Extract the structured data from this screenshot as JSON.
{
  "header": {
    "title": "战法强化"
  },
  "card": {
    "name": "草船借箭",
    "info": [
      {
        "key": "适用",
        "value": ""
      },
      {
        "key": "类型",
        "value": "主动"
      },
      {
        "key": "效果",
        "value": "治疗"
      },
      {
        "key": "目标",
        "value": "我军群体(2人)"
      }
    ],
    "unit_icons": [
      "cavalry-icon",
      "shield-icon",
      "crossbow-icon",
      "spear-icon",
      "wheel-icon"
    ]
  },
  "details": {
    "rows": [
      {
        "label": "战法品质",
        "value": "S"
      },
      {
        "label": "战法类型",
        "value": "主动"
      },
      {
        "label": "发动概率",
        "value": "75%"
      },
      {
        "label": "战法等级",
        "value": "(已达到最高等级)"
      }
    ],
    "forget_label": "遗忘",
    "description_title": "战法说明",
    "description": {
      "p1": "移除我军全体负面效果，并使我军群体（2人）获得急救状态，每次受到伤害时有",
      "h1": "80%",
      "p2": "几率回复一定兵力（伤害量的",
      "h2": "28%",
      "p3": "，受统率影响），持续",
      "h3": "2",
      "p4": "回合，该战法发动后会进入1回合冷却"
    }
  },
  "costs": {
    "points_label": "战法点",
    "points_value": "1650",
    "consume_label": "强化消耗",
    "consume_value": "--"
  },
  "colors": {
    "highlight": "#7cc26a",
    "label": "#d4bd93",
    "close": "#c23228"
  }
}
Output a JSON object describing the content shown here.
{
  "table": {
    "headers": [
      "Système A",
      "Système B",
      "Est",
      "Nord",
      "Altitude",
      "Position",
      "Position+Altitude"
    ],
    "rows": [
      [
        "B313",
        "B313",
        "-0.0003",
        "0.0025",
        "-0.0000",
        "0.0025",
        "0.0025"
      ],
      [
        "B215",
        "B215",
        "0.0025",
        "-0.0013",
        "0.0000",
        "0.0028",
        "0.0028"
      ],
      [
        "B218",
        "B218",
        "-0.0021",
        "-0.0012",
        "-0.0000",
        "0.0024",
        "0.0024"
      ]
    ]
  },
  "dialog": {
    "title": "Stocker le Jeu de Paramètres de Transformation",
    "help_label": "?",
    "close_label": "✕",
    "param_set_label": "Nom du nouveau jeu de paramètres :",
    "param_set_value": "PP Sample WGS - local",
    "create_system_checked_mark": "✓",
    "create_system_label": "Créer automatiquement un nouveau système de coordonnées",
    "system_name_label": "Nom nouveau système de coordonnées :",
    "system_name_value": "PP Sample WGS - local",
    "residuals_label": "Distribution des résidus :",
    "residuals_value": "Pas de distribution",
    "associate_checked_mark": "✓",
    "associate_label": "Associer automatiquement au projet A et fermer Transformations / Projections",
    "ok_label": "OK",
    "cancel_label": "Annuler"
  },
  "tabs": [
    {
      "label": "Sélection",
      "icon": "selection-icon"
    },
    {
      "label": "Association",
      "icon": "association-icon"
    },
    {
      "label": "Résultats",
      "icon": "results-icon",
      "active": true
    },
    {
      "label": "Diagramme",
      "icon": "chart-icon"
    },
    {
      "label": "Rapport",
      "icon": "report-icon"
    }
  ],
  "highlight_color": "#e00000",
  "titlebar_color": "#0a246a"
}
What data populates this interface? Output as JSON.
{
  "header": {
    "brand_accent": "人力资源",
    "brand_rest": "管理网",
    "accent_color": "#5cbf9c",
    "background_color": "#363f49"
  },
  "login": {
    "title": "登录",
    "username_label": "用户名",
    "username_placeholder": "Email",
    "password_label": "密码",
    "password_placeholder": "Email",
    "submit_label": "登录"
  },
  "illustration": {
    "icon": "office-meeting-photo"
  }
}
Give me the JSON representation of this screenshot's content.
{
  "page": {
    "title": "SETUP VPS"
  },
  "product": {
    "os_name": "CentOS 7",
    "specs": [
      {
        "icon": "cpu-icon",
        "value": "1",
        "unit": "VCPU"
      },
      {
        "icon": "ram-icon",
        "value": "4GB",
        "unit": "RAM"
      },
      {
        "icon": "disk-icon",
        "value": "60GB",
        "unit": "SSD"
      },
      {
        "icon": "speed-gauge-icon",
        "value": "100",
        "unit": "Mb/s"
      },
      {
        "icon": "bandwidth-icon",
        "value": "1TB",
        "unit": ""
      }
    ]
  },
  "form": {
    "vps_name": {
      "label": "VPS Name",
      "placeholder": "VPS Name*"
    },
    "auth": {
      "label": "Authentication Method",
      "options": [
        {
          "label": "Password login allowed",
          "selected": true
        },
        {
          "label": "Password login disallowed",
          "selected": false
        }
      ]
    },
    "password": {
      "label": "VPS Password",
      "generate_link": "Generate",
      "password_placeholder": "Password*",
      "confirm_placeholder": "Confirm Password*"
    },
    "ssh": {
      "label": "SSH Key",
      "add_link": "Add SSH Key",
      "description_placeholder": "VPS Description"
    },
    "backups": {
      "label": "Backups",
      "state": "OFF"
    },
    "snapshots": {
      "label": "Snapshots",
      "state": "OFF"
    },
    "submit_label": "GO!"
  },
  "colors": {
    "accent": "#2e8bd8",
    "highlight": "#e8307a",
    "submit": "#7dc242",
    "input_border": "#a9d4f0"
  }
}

---*---

What is being asked -> Pick out and copy every line that contains the word "this".

Exercise output ->
Extract the structured data from this screenshot as JSON.
What data populates this interface? Output as JSON.
Give me the JSON representation of this screenshot's content.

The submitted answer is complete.